A TERCEIRA LÍNGUA – COMO TRATAR O DIALETO DIGITAL

29 de outubro de 2015.
ARTIGO DA PROFESSORA CHIMENA BARROS DA GAMA
Nas últimas décadas, o ensino da
língua portuguesa muito tem se modificado. Se antes o estudante aprendia regras
rígidas sem reflexão, decorando-as como se fossem registros de uma tabela
periódica da língua e eram obrigados a guardar classificações infindáveis sem
aprofundá-las ou compreender por que; hoje, é convidado a pensar no uso de tais
regras e classificações. As escolas ensinam-no a compreender que as regras
aprendidas são parte fundamental da escrita, e que esta é algo mediado por
ferramentas como papel e caneta, e pelo tempo que decorre entre o emissor
(escrevendo) e o receptor (lendo); a fala, por outro lado, é a língua em seu
estado dinâmico e imediato, sem formulações, ágil e natural. Aprende-se, assim,
que há duas línguas: a oral e a escrita.
Em minhas aulas de português, quando
corrijo um aluno que escreve “tô” (abreviação de “estou”), tento, sempre que
possível, explicar-lhe que todos nós usamos a forma abreviada na fala, porque é
rápida e prática, mas que há ocasiões variadas que pedem o uso correto. Não se
trata de afirmar que tudo bem “falar errado”, o que se pretende é mostrar ao
aluno que ele fala de maneira mais espontânea, e que há outra, adequada, que
deve aparecer sempre na escrita e outras ocasiões. Não adianta querer que um
jovem, ligado à sua “tribo”, fale como um adulto já letrado e
profissionalizado, todavia temos sucesso quando esse aluno aprende que seu modo
de falar é passageiro, e há um mais apropriado para outros momentos da vida.

● Instrução 1:
Traduza para o inglês a seguinte frase do artigo sobre o ensino da língua portuguesa: "Aprende-se, assim, que há duas línguas: a oral e a escrita."
● Instrução 2:
Prossiga a redação do artigo sobre o ensino da língua portuguesa a partir da última frase apresentada.

● Registros de dados:
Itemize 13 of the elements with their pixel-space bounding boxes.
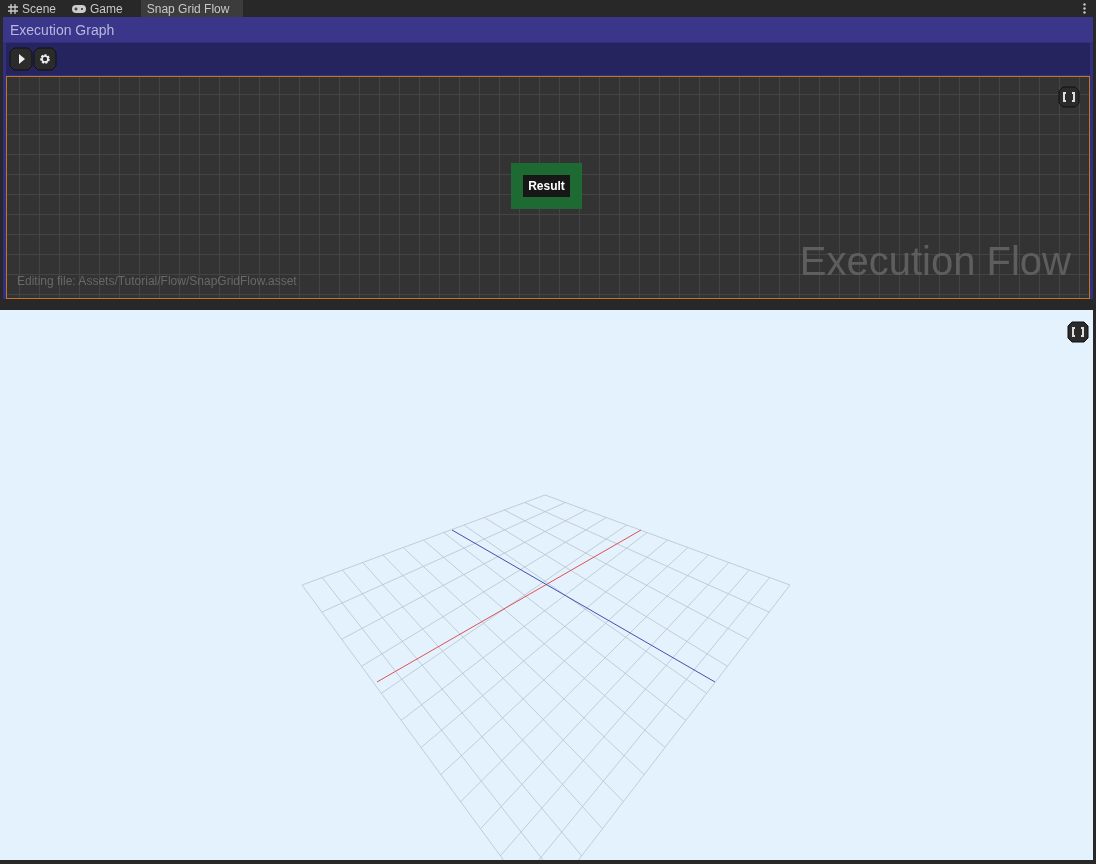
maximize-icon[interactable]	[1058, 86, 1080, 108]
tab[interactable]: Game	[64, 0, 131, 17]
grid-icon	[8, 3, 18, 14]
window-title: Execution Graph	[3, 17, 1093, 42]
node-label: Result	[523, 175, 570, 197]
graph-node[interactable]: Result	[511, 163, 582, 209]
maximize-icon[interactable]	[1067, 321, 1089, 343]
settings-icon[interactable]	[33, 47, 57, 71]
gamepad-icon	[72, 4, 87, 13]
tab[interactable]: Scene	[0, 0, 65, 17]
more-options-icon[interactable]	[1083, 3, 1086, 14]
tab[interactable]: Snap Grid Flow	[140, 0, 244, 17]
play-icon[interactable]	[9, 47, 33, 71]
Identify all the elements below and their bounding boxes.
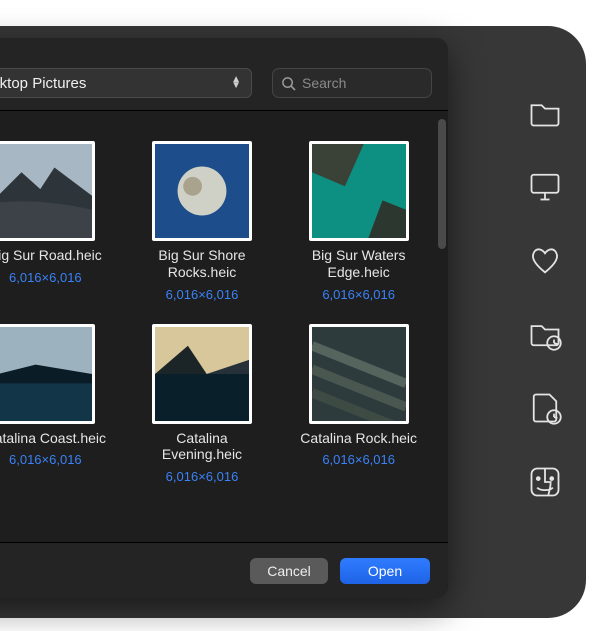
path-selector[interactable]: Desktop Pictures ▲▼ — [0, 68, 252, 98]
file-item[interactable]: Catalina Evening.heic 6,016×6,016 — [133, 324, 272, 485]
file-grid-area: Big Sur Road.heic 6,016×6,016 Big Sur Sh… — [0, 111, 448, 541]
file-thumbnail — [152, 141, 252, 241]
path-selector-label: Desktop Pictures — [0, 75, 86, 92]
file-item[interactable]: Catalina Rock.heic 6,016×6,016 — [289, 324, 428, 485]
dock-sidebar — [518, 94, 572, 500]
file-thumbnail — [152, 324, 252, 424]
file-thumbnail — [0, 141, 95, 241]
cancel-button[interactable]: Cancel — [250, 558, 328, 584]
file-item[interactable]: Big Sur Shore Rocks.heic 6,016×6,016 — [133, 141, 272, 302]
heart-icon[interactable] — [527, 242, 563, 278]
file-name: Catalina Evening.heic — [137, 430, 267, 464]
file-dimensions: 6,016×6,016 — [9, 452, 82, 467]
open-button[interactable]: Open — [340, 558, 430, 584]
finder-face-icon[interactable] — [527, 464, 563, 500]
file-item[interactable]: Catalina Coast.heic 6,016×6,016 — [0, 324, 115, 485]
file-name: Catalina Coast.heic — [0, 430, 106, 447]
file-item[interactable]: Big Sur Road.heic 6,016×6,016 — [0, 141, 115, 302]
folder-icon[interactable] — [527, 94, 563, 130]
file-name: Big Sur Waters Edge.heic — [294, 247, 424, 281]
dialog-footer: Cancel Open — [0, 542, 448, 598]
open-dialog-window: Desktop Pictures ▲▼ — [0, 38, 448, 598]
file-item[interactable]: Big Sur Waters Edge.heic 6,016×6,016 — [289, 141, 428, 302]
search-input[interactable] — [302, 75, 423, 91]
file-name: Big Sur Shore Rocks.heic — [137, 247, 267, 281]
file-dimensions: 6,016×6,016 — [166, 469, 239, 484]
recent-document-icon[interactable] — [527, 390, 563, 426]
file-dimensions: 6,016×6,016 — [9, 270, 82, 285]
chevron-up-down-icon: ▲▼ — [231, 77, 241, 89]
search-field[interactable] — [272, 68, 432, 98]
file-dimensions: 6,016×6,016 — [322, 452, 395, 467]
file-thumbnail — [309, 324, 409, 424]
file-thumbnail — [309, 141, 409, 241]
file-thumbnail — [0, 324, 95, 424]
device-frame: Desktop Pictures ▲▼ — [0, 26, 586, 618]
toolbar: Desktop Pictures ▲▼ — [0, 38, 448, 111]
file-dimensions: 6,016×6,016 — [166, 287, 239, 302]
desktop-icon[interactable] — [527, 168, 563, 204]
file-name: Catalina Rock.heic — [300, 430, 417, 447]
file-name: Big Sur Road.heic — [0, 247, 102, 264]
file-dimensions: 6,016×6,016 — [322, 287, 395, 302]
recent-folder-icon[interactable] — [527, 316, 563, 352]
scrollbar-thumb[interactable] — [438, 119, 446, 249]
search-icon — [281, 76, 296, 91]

● Resposta 1:
Thus one learns that there are two languages: the oral and the written.

● Resposta 2:
É um trabalho árduo, que tem,
ultimamente, ficado mais difícil, devido a um fenômeno muito específico: o
aparecimento de uma terceira língua dentro da “Flor do Lácio” – a língua
portuguesa digital. Já está ultrapassada a reflexão sobre o idioma como língua
escrita e oral, porque há uma terceira, que fica em uma espécie de limbo entre
ambas: a língua escrita que é ainda mais informal que a oral.
Hoje o jovem se comunica pela
internet tanto ou – arrisco dizer – mais do que falando com pais, familiares e
amigos. Os dedos ágeis na tela cheia de letras escrevem frases inteiras e até
orações em alguns segundos de modo singular: “você” tornou-se “vc” há muito
tempo, e tem mais: “pq” (porque), “tb” (também), “bjs” (beijos), “abs”
(abraços), “eh” (uma corruptela das mais esdrúxulas que existem com o acento
agudo transformado em “h”). Não há como o professor de português fugir desta
realidade: o dialeto digital, abreviado e inviável até mesmo na fala, é
o novo vírus que invade o sistema de nossa língua.
Como tratá-lo? É preciso pensar,
mesmo, em termos de outra realidade linguística que invade a escrita
tradicional. Tanto que, quando o aluno redige um diálogo mais informal, com uma
proposta de incorporação de dialetos, ele usa tais termos! Um exemplo disso é
colocar o personagem falando “vc”, em vez de “cê”. Então, é interessante
questioná-lo: “como esse sujeito fala essa palavra?”, fazendo-o ler o que
escrevera e perceber que “vc” não existe na escrita formal e muito menos na
pronúncia.
É preciso, pois, que repensemos nosso
modo de explicar português a nossos dissentes, conscientizando-os sobre a
terceira língua, e não ignoremos algo que existe e faz parte de seu universo.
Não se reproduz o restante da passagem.